What to do — Render every line of the records below as a numbered list, leaving out blank lines and omitting the pictures.

Part of a data file —
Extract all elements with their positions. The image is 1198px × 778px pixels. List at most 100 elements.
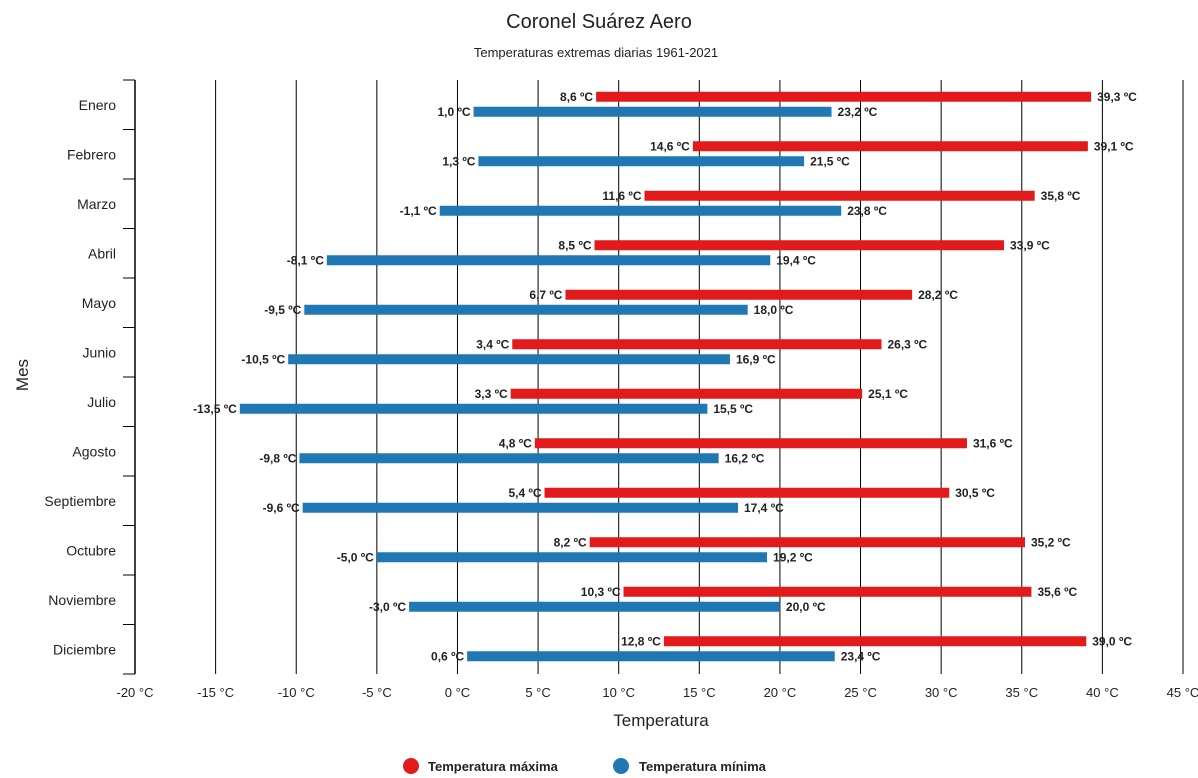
- legend-label: Temperatura mínima: [639, 759, 767, 774]
- x-tick-label: 25 °C: [844, 685, 877, 700]
- bar: [409, 601, 780, 612]
- data-label: 10,3 ºC: [581, 585, 621, 599]
- data-label: -9,5 ºC: [264, 303, 301, 317]
- data-label: 35,6 ºC: [1037, 585, 1077, 599]
- data-label: 19,2 ºC: [773, 550, 813, 564]
- x-tick-label: 15 °C: [683, 685, 716, 700]
- x-tick-label: -5 °C: [362, 685, 392, 700]
- y-tick-label: Mayo: [82, 295, 116, 311]
- data-label: 3,4 ºC: [476, 337, 509, 351]
- data-label: 23,2 ºC: [838, 105, 878, 119]
- data-label: 1,3 ºC: [442, 154, 475, 168]
- data-label: 1,0 ºC: [438, 105, 471, 119]
- x-tick-label: 5 °C: [525, 685, 550, 700]
- x-tick-label: 30 °C: [925, 685, 958, 700]
- data-label: -1,1 ºC: [400, 204, 437, 218]
- bar: [534, 438, 967, 449]
- data-labels: 8,6 ºC 39,3 ºC 14,6 ºC 39,1 ºC 11,6 ºC 35,8 º…: [193, 90, 1137, 664]
- y-tick-label: Agosto: [72, 443, 116, 459]
- data-label: -9,6 ºC: [263, 501, 300, 515]
- y-axis: Enero Febrero Marzo Abril Mayo Junio Julio Agos…: [44, 79, 136, 675]
- data-label: 23,8 ºC: [847, 204, 887, 218]
- bar: [239, 403, 708, 414]
- data-label: 33,9 ºC: [1010, 238, 1050, 252]
- data-label: 15,5 ºC: [713, 402, 753, 416]
- bar: [596, 91, 1092, 102]
- data-label: 3,3 ºC: [475, 387, 508, 401]
- bars: [239, 91, 1092, 662]
- data-label: 8,2 ºC: [554, 535, 587, 549]
- legend-label: Temperatura máxima: [428, 759, 559, 774]
- data-label: 11,6 ºC: [602, 189, 641, 203]
- y-tick-label: Febrero: [67, 146, 116, 162]
- x-tick-label: -15 °C: [197, 685, 234, 700]
- y-tick-label: Junio: [83, 344, 117, 360]
- data-label: 4,8 ºC: [499, 436, 532, 450]
- bar: [478, 156, 805, 167]
- bar: [473, 106, 832, 117]
- y-tick-label: Noviembre: [48, 592, 116, 608]
- data-label: 14,6 ºC: [650, 139, 690, 153]
- chart-subtitle: Temperaturas extremas diarias 1961-2021: [474, 45, 718, 60]
- bar: [663, 636, 1087, 647]
- bar: [544, 487, 950, 498]
- data-label: 6,7 ºC: [529, 288, 562, 302]
- data-label: 8,6 ºC: [560, 90, 593, 104]
- data-label: 28,2 ºC: [918, 288, 958, 302]
- data-label: 16,2 ºC: [725, 451, 765, 465]
- data-label: 31,6 ºC: [973, 436, 1013, 450]
- data-label: 20,0 ºC: [786, 600, 826, 614]
- data-label: -3,0 ºC: [369, 600, 406, 614]
- data-label: 39,0 ºC: [1092, 634, 1132, 648]
- x-tick-label: 45 °C: [1167, 685, 1198, 700]
- x-tick-label: 0 °C: [445, 685, 470, 700]
- data-label: 35,8 ºC: [1041, 189, 1081, 203]
- data-label: -8,1 ºC: [287, 253, 324, 267]
- data-label: 23,4 ºC: [841, 649, 881, 663]
- bar: [302, 502, 739, 513]
- x-tick-label: 40 °C: [1086, 685, 1119, 700]
- y-tick-label: Enero: [79, 97, 117, 113]
- bar: [439, 205, 842, 216]
- chart-title: Coronel Suárez Aero: [506, 11, 692, 33]
- grid-lines: [215, 80, 1184, 674]
- data-label: 26,3 ºC: [887, 337, 927, 351]
- data-label: -13,5 ºC: [193, 402, 237, 416]
- data-label: -9,8 ºC: [259, 451, 296, 465]
- x-tick-label: 35 °C: [1005, 685, 1038, 700]
- data-label: 30,5 ºC: [955, 486, 995, 500]
- x-tick-label: -20 °C: [117, 685, 154, 700]
- bar: [467, 651, 835, 662]
- data-label: -5,0 ºC: [337, 550, 374, 564]
- bar: [565, 289, 913, 300]
- y-tick-label: Septiembre: [44, 493, 116, 509]
- bar: [376, 552, 768, 563]
- legend: Temperatura máxima Temperatura mínima: [403, 758, 767, 774]
- data-label: 12,8 ºC: [621, 634, 661, 648]
- bar: [589, 537, 1025, 548]
- y-tick-label: Marzo: [77, 196, 116, 212]
- bar: [644, 190, 1035, 201]
- x-tick-label: 20 °C: [764, 685, 797, 700]
- data-label: 0,6 ºC: [431, 649, 464, 663]
- x-tick-label: -10 °C: [278, 685, 315, 700]
- y-tick-label: Julio: [87, 394, 116, 410]
- bar: [512, 339, 882, 350]
- data-label: 39,3 ºC: [1097, 90, 1137, 104]
- bar: [288, 354, 730, 365]
- data-label: 5,4 ºC: [508, 486, 541, 500]
- data-label: 16,9 ºC: [736, 352, 776, 366]
- x-axis-title: Temperatura: [613, 711, 709, 730]
- legend-marker: [613, 758, 629, 774]
- data-label: 39,1 ºC: [1094, 139, 1134, 153]
- data-label: 8,5 ºC: [558, 238, 591, 252]
- data-label: 35,2 ºC: [1031, 535, 1071, 549]
- y-tick-label: Diciembre: [53, 641, 116, 657]
- bar: [299, 453, 719, 464]
- x-axis: -20 °C -15 °C -10 °C -5 °C 0 °C 5 °C 10 °C 15 °…: [117, 685, 1198, 700]
- data-label: 19,4 ºC: [776, 253, 816, 267]
- y-axis-title: Mes: [13, 359, 32, 391]
- bar: [326, 255, 771, 266]
- bar: [692, 141, 1088, 152]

Solution to the problem —
1. Extract all elements with their positions. The image is 1198px × 778px pixels. List at most 100 elements.
2. - legend-label: Temperatura mínima: [639, 759, 767, 774]
3. - x-tick-label: 25 °C: [844, 685, 877, 700]
4. - bar: [409, 601, 780, 612]
5. - data-label: 10,3 ºC: [581, 585, 621, 599]
6. - data-label: -9,5 ºC: [264, 303, 301, 317]
7. - data-label: 35,6 ºC: [1037, 585, 1077, 599]
8. - data-label: 19,2 ºC: [773, 550, 813, 564]
9. - x-tick-label: 15 °C: [683, 685, 716, 700]
10. - x-tick-label: -5 °C: [362, 685, 392, 700]
11. - y-tick-label: Mayo: [82, 295, 116, 311]
12. - data-label: 3,4 ºC: [476, 337, 509, 351]
13. - data-label: 23,2 ºC: [838, 105, 878, 119]
14. - data-label: 1,3 ºC: [442, 154, 475, 168]
15. - data-label: 1,0 ºC: [438, 105, 471, 119]
16. - x-tick-label: 5 °C: [525, 685, 550, 700]
17. - x-tick-label: 30 °C: [925, 685, 958, 700]
18. - data-label: -1,1 ºC: [400, 204, 437, 218]
19. - bar: [534, 438, 967, 449]
20. - data-labels: 8,6 ºC 39,3 ºC 14,6 ºC 39,1 ºC 11,6 ºC 35,8 º…: [193, 90, 1137, 664]
21. - y-tick-label: Agosto: [72, 443, 116, 459]
22. - data-label: -9,6 ºC: [263, 501, 300, 515]
23. - y-axis: Enero Febrero Marzo Abril Mayo Junio Julio Agos…: [44, 79, 136, 675]
24. - data-label: 23,8 ºC: [847, 204, 887, 218]
25. - bar: [239, 403, 708, 414]
26. - data-label: 33,9 ºC: [1010, 238, 1050, 252]
27. - data-label: 15,5 ºC: [713, 402, 753, 416]
28. - bar: [596, 91, 1092, 102]
29. - data-label: 3,3 ºC: [475, 387, 508, 401]
30. - bars: [239, 91, 1092, 662]
31. - data-label: 8,2 ºC: [554, 535, 587, 549]
32. - legend-label: Temperatura máxima: [428, 759, 559, 774]
33. - data-label: 11,6 ºC: [602, 189, 641, 203]
34. - y-tick-label: Febrero: [67, 146, 116, 162]
35. - x-tick-label: -15 °C: [197, 685, 234, 700]
36. - y-tick-label: Junio: [83, 344, 117, 360]
37. - data-label: 4,8 ºC: [499, 436, 532, 450]
38. - bar: [478, 156, 805, 167]
39. - bar: [473, 106, 832, 117]
40. - y-tick-label: Noviembre: [48, 592, 116, 608]
41. - data-label: 14,6 ºC: [650, 139, 690, 153]
42. - chart-subtitle: Temperaturas extremas diarias 1961-2021: [474, 45, 718, 60]
43. - bar: [663, 636, 1087, 647]
44. - bar: [544, 487, 950, 498]
45. - data-label: 6,7 ºC: [529, 288, 562, 302]
46. - data-label: 8,6 ºC: [560, 90, 593, 104]
47. - data-label: 28,2 ºC: [918, 288, 958, 302]
48. - data-label: 16,2 ºC: [725, 451, 765, 465]
49. - data-label: 31,6 ºC: [973, 436, 1013, 450]
50. - data-label: 20,0 ºC: [786, 600, 826, 614]
51. - data-label: -3,0 ºC: [369, 600, 406, 614]
52. - data-label: 39,0 ºC: [1092, 634, 1132, 648]
53. - x-tick-label: 45 °C: [1167, 685, 1198, 700]
54. - x-tick-label: 0 °C: [445, 685, 470, 700]
55. - data-label: 35,8 ºC: [1041, 189, 1081, 203]
56. - data-label: -8,1 ºC: [287, 253, 324, 267]
57. - data-label: 23,4 ºC: [841, 649, 881, 663]
58. - bar: [302, 502, 739, 513]
59. - x-tick-label: 40 °C: [1086, 685, 1119, 700]
60. - y-tick-label: Enero: [79, 97, 117, 113]
61. - bar: [439, 205, 842, 216]
62. - chart-title: Coronel Suárez Aero: [506, 11, 692, 33]
63. - grid-lines: [215, 80, 1184, 674]
64. - data-label: 26,3 ºC: [887, 337, 927, 351]
65. - data-label: -13,5 ºC: [193, 402, 237, 416]
66. - data-label: -9,8 ºC: [259, 451, 296, 465]
67. - x-tick-label: 35 °C: [1005, 685, 1038, 700]
68. - data-label: 30,5 ºC: [955, 486, 995, 500]
69. - x-tick-label: -20 °C: [117, 685, 154, 700]
70. - bar: [467, 651, 835, 662]
71. - data-label: -5,0 ºC: [337, 550, 374, 564]
72. - bar: [565, 289, 913, 300]
73. - y-tick-label: Septiembre: [44, 493, 116, 509]
74. - bar: [376, 552, 768, 563]
75. - legend: Temperatura máxima Temperatura mínima: [403, 758, 767, 774]
76. - data-label: 12,8 ºC: [621, 634, 661, 648]
77. - bar: [589, 537, 1025, 548]
78. - y-tick-label: Marzo: [77, 196, 116, 212]
79. - bar: [644, 190, 1035, 201]
80. - x-tick-label: 20 °C: [764, 685, 797, 700]
81. - data-label: 0,6 ºC: [431, 649, 464, 663]
82. - x-tick-label: -10 °C: [278, 685, 315, 700]
83. - y-tick-label: Julio: [87, 394, 116, 410]
84. - bar: [512, 339, 882, 350]
85. - data-label: 39,3 ºC: [1097, 90, 1137, 104]
86. - bar: [288, 354, 730, 365]
87. - data-label: 5,4 ºC: [508, 486, 541, 500]
88. - data-label: 16,9 ºC: [736, 352, 776, 366]
89. - x-axis-title: Temperatura: [613, 711, 709, 730]
90. - legend-marker: [613, 758, 629, 774]
91. - data-label: 39,1 ºC: [1094, 139, 1134, 153]
92. - data-label: 8,5 ºC: [558, 238, 591, 252]
93. - data-label: 35,2 ºC: [1031, 535, 1071, 549]
94. - y-tick-label: Diciembre: [53, 641, 116, 657]
95. - bar: [299, 453, 719, 464]
96. - x-axis: -20 °C -15 °C -10 °C -5 °C 0 °C 5 °C 10 °C 15 °…: [117, 685, 1198, 700]
97. - data-label: 19,4 ºC: [776, 253, 816, 267]
98. - y-axis-title: Mes: [13, 359, 32, 391]
99. - bar: [326, 255, 771, 266]
100. - bar: [692, 141, 1088, 152]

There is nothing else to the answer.